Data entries
◆ ◆ ◆
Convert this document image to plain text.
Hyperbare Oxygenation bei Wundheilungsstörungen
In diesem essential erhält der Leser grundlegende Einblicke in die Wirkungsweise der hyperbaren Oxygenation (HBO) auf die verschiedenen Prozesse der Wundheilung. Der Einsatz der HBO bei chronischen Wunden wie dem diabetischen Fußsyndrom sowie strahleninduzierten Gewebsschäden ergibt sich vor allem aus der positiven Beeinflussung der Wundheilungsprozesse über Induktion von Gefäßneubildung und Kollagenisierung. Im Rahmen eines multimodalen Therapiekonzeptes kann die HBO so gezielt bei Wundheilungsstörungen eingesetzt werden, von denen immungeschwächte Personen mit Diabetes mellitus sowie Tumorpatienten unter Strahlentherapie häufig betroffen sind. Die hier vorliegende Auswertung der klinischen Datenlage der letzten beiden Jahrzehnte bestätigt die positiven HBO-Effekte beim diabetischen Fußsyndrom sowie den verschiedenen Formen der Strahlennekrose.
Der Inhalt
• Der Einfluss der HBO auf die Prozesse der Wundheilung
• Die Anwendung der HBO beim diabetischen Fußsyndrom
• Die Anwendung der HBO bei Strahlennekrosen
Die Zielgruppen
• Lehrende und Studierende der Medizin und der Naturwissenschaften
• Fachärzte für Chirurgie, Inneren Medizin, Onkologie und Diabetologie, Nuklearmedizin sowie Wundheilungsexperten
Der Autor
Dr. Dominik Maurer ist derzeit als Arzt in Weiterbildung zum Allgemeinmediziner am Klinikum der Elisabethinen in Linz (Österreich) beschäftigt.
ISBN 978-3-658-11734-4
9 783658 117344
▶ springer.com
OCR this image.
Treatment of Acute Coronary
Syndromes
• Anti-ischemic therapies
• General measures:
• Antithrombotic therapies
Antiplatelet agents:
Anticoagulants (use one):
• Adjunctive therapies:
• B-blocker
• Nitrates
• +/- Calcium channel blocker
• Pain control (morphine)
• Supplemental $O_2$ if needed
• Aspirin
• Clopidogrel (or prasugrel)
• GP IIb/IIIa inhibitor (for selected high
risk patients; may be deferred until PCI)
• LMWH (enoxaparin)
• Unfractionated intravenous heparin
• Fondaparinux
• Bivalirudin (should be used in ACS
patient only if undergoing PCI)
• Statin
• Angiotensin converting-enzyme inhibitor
◆ ◆ ◆
Prompt - Scan the data for the string "this" and copy each line in which it occurs.

Exercise answer -
Convert this document image to plain text.
OCR this image.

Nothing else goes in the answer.